**Given data:**

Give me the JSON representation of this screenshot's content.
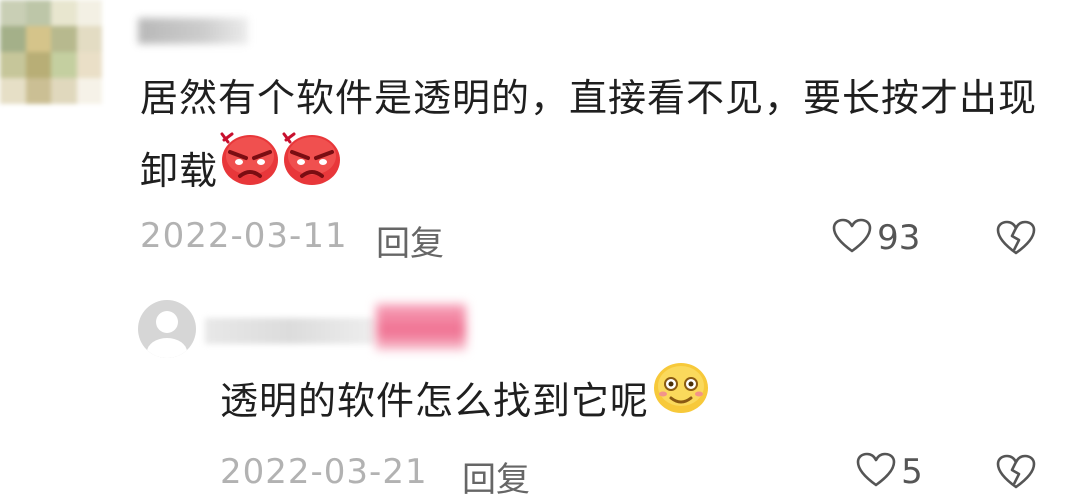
{
  "comments": [
    {
      "text": "居然有个软件是透明的，直接看不见，要长按才出现卸载",
      "emojis": [
        "angry-face-icon",
        "angry-face-icon"
      ],
      "date": "2022-03-11",
      "reply_label": "回复",
      "likes": "93"
    },
    {
      "text": "透明的软件怎么找到它呢",
      "emojis": [
        "smile-face-icon"
      ],
      "date": "2022-03-21",
      "reply_label": "回复",
      "likes": "5"
    }
  ],
  "colors": {
    "text": "#1f1f1f",
    "date": "#b2b2b2",
    "reply": "#666666",
    "angry_red": "#e8373a",
    "smile_yellow": "#f7c93a"
  }
}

**Given instruction:**
Write out the material above again, word for word, minus its pictures.

**Worked answer:**
Give me the JSON representation of this screenshot's content.
{
  "comments": [
    {
      "text": "居然有个软件是透明的，直接看不见，要长按才出现卸载",
      "emojis": [
        "angry-face-icon",
        "angry-face-icon"
      ],
      "date": "2022-03-11",
      "reply_label": "回复",
      "likes": "93"
    },
    {
      "text": "透明的软件怎么找到它呢",
      "emojis": [
        "smile-face-icon"
      ],
      "date": "2022-03-21",
      "reply_label": "回复",
      "likes": "5"
    }
  ],
  "colors": {
    "text": "#1f1f1f",
    "date": "#b2b2b2",
    "reply": "#666666",
    "angry_red": "#e8373a",
    "smile_yellow": "#f7c93a"
  }
}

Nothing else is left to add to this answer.